Give the data a second time, exactly and in full.

*RECORDS TO PROCESS*:

*-*-*

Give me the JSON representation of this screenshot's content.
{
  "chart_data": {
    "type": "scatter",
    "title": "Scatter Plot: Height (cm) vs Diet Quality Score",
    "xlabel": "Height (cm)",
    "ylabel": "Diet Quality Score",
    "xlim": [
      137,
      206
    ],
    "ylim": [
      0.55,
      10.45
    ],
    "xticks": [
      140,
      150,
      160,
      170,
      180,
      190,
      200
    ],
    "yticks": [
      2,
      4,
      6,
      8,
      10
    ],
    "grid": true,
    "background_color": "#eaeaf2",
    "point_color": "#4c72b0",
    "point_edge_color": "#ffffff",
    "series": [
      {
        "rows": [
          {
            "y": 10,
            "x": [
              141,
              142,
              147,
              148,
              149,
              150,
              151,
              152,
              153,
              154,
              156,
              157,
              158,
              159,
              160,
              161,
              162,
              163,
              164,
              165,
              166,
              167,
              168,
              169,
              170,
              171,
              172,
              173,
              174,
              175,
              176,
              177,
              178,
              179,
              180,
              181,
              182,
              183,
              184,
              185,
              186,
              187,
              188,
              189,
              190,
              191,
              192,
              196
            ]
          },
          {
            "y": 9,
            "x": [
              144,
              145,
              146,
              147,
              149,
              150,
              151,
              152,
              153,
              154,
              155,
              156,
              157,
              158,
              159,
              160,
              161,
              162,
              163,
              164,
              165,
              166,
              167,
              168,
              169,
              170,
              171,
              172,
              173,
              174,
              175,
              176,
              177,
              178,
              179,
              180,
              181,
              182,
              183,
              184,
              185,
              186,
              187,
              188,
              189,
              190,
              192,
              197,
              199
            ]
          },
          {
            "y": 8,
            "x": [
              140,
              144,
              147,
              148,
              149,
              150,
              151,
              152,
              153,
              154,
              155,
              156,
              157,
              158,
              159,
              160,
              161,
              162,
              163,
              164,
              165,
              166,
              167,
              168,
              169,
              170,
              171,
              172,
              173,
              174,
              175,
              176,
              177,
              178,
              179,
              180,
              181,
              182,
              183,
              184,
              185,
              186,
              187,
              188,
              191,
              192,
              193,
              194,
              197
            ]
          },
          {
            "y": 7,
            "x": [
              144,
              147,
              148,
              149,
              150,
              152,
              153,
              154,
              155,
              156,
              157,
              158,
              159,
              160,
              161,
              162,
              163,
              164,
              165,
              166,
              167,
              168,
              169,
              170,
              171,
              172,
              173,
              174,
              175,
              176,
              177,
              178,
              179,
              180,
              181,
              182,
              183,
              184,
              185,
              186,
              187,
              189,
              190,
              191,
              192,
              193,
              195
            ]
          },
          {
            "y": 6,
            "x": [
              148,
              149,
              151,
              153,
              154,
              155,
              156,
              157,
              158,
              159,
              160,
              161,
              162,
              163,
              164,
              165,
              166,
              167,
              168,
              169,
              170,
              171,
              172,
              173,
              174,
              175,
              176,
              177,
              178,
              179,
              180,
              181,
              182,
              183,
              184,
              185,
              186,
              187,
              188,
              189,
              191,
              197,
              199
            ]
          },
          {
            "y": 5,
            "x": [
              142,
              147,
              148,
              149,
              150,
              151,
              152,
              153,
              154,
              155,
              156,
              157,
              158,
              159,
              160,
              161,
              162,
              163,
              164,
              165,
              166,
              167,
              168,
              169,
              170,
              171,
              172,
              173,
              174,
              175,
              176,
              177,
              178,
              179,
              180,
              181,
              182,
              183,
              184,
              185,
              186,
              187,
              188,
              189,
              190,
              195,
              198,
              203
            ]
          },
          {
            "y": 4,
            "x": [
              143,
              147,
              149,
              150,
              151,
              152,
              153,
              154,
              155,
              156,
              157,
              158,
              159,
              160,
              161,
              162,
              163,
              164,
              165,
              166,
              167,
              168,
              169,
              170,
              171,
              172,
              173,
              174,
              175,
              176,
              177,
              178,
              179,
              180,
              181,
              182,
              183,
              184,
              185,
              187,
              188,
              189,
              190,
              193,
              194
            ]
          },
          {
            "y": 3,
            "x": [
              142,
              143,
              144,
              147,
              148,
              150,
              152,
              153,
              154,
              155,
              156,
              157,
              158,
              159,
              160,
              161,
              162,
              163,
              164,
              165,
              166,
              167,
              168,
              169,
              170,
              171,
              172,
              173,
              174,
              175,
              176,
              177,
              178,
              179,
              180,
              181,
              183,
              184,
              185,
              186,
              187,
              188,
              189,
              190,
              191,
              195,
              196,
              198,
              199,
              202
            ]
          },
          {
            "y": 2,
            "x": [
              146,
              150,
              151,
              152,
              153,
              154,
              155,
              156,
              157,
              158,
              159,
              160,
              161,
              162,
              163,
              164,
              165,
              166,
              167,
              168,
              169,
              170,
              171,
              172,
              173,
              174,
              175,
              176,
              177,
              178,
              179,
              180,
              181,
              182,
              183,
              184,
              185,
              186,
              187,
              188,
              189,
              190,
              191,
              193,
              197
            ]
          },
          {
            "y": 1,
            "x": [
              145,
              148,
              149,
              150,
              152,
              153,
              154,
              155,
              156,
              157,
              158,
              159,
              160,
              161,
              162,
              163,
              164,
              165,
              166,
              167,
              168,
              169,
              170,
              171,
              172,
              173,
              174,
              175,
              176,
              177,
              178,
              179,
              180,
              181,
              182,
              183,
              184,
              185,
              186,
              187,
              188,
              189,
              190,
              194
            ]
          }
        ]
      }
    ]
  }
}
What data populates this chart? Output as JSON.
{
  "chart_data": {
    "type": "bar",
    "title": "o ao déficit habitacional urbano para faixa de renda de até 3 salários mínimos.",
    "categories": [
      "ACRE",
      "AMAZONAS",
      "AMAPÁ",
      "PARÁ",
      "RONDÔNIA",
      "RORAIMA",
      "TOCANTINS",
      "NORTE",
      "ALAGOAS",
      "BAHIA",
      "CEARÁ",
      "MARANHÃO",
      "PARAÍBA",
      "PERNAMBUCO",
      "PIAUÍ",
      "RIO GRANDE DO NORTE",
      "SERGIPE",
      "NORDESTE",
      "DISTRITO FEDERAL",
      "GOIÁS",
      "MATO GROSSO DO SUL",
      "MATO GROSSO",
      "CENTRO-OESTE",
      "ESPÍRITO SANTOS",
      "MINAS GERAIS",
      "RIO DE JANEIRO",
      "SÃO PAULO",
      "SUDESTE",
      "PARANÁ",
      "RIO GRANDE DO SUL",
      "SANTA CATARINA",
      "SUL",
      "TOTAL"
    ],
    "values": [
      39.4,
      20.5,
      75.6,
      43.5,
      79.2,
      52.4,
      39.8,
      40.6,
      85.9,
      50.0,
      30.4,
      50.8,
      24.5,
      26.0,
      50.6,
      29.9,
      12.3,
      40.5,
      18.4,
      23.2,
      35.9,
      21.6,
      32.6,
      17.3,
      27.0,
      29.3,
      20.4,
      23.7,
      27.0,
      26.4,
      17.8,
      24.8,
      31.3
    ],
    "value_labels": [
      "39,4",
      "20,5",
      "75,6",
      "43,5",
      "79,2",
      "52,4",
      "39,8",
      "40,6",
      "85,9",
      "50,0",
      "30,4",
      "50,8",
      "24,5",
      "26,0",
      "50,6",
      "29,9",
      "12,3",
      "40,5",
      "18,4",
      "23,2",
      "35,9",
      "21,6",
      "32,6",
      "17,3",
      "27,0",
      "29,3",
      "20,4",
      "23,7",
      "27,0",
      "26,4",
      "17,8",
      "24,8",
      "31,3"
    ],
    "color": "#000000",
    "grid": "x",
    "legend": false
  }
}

*-*-*

*REPLY TO THE EXERCISE*:
Give me the JSON representation of this screenshot's content.
{
  "chart_data": {
    "type": "scatter",
    "title": "Scatter Plot: Height (cm) vs Diet Quality Score",
    "xlabel": "Height (cm)",
    "ylabel": "Diet Quality Score",
    "xlim": [
      137,
      206
    ],
    "ylim": [
      0.55,
      10.45
    ],
    "xticks": [
      140,
      150,
      160,
      170,
      180,
      190,
      200
    ],
    "yticks": [
      2,
      4,
      6,
      8,
      10
    ],
    "grid": true,
    "background_color": "#eaeaf2",
    "point_color": "#4c72b0",
    "point_edge_color": "#ffffff",
    "series": [
      {
        "rows": [
          {
            "y": 10,
            "x": [
              141,
              142,
              147,
              148,
              149,
              150,
              151,
              152,
              153,
              154,
              156,
              157,
              158,
              159,
              160,
              161,
              162,
              163,
              164,
              165,
              166,
              167,
              168,
              169,
              170,
              171,
              172,
              173,
              174,
              175,
              176,
              177,
              178,
              179,
              180,
              181,
              182,
              183,
              184,
              185,
              186,
              187,
              188,
              189,
              190,
              191,
              192,
              196
            ]
          },
          {
            "y": 9,
            "x": [
              144,
              145,
              146,
              147,
              149,
              150,
              151,
              152,
              153,
              154,
              155,
              156,
              157,
              158,
              159,
              160,
              161,
              162,
              163,
              164,
              165,
              166,
              167,
              168,
              169,
              170,
              171,
              172,
              173,
              174,
              175,
              176,
              177,
              178,
              179,
              180,
              181,
              182,
              183,
              184,
              185,
              186,
              187,
              188,
              189,
              190,
              192,
              197,
              199
            ]
          },
          {
            "y": 8,
            "x": [
              140,
              144,
              147,
              148,
              149,
              150,
              151,
              152,
              153,
              154,
              155,
              156,
              157,
              158,
              159,
              160,
              161,
              162,
              163,
              164,
              165,
              166,
              167,
              168,
              169,
              170,
              171,
              172,
              173,
              174,
              175,
              176,
              177,
              178,
              179,
              180,
              181,
              182,
              183,
              184,
              185,
              186,
              187,
              188,
              191,
              192,
              193,
              194,
              197
            ]
          },
          {
            "y": 7,
            "x": [
              144,
              147,
              148,
              149,
              150,
              152,
              153,
              154,
              155,
              156,
              157,
              158,
              159,
              160,
              161,
              162,
              163,
              164,
              165,
              166,
              167,
              168,
              169,
              170,
              171,
              172,
              173,
              174,
              175,
              176,
              177,
              178,
              179,
              180,
              181,
              182,
              183,
              184,
              185,
              186,
              187,
              189,
              190,
              191,
              192,
              193,
              195
            ]
          },
          {
            "y": 6,
            "x": [
              148,
              149,
              151,
              153,
              154,
              155,
              156,
              157,
              158,
              159,
              160,
              161,
              162,
              163,
              164,
              165,
              166,
              167,
              168,
              169,
              170,
              171,
              172,
              173,
              174,
              175,
              176,
              177,
              178,
              179,
              180,
              181,
              182,
              183,
              184,
              185,
              186,
              187,
              188,
              189,
              191,
              197,
              199
            ]
          },
          {
            "y": 5,
            "x": [
              142,
              147,
              148,
              149,
              150,
              151,
              152,
              153,
              154,
              155,
              156,
              157,
              158,
              159,
              160,
              161,
              162,
              163,
              164,
              165,
              166,
              167,
              168,
              169,
              170,
              171,
              172,
              173,
              174,
              175,
              176,
              177,
              178,
              179,
              180,
              181,
              182,
              183,
              184,
              185,
              186,
              187,
              188,
              189,
              190,
              195,
              198,
              203
            ]
          },
          {
            "y": 4,
            "x": [
              143,
              147,
              149,
              150,
              151,
              152,
              153,
              154,
              155,
              156,
              157,
              158,
              159,
              160,
              161,
              162,
              163,
              164,
              165,
              166,
              167,
              168,
              169,
              170,
              171,
              172,
              173,
              174,
              175,
              176,
              177,
              178,
              179,
              180,
              181,
              182,
              183,
              184,
              185,
              187,
              188,
              189,
              190,
              193,
              194
            ]
          },
          {
            "y": 3,
            "x": [
              142,
              143,
              144,
              147,
              148,
              150,
              152,
              153,
              154,
              155,
              156,
              157,
              158,
              159,
              160,
              161,
              162,
              163,
              164,
              165,
              166,
              167,
              168,
              169,
              170,
              171,
              172,
              173,
              174,
              175,
              176,
              177,
              178,
              179,
              180,
              181,
              183,
              184,
              185,
              186,
              187,
              188,
              189,
              190,
              191,
              195,
              196,
              198,
              199,
              202
            ]
          },
          {
            "y": 2,
            "x": [
              146,
              150,
              151,
              152,
              153,
              154,
              155,
              156,
              157,
              158,
              159,
              160,
              161,
              162,
              163,
              164,
              165,
              166,
              167,
              168,
              169,
              170,
              171,
              172,
              173,
              174,
              175,
              176,
              177,
              178,
              179,
              180,
              181,
              182,
              183,
              184,
              185,
              186,
              187,
              188,
              189,
              190,
              191,
              193,
              197
            ]
          },
          {
            "y": 1,
            "x": [
              145,
              148,
              149,
              150,
              152,
              153,
              154,
              155,
              156,
              157,
              158,
              159,
              160,
              161,
              162,
              163,
              164,
              165,
              166,
              167,
              168,
              169,
              170,
              171,
              172,
              173,
              174,
              175,
              176,
              177,
              178,
              179,
              180,
              181,
              182,
              183,
              184,
              185,
              186,
              187,
              188,
              189,
              190,
              194
            ]
          }
        ]
      }
    ]
  }
}
What data populates this chart? Output as JSON.
{
  "chart_data": {
    "type": "bar",
    "title": "o ao déficit habitacional urbano para faixa de renda de até 3 salários mínimos.",
    "categories": [
      "ACRE",
      "AMAZONAS",
      "AMAPÁ",
      "PARÁ",
      "RONDÔNIA",
      "RORAIMA",
      "TOCANTINS",
      "NORTE",
      "ALAGOAS",
      "BAHIA",
      "CEARÁ",
      "MARANHÃO",
      "PARAÍBA",
      "PERNAMBUCO",
      "PIAUÍ",
      "RIO GRANDE DO NORTE",
      "SERGIPE",
      "NORDESTE",
      "DISTRITO FEDERAL",
      "GOIÁS",
      "MATO GROSSO DO SUL",
      "MATO GROSSO",
      "CENTRO-OESTE",
      "ESPÍRITO SANTOS",
      "MINAS GERAIS",
      "RIO DE JANEIRO",
      "SÃO PAULO",
      "SUDESTE",
      "PARANÁ",
      "RIO GRANDE DO SUL",
      "SANTA CATARINA",
      "SUL",
      "TOTAL"
    ],
    "values": [
      39.4,
      20.5,
      75.6,
      43.5,
      79.2,
      52.4,
      39.8,
      40.6,
      85.9,
      50.0,
      30.4,
      50.8,
      24.5,
      26.0,
      50.6,
      29.9,
      12.3,
      40.5,
      18.4,
      23.2,
      35.9,
      21.6,
      32.6,
      17.3,
      27.0,
      29.3,
      20.4,
      23.7,
      27.0,
      26.4,
      17.8,
      24.8,
      31.3
    ],
    "value_labels": [
      "39,4",
      "20,5",
      "75,6",
      "43,5",
      "79,2",
      "52,4",
      "39,8",
      "40,6",
      "85,9",
      "50,0",
      "30,4",
      "50,8",
      "24,5",
      "26,0",
      "50,6",
      "29,9",
      "12,3",
      "40,5",
      "18,4",
      "23,2",
      "35,9",
      "21,6",
      "32,6",
      "17,3",
      "27,0",
      "29,3",
      "20,4",
      "23,7",
      "27,0",
      "26,4",
      "17,8",
      "24,8",
      "31,3"
    ],
    "color": "#000000",
    "grid": "x",
    "legend": false
  }
}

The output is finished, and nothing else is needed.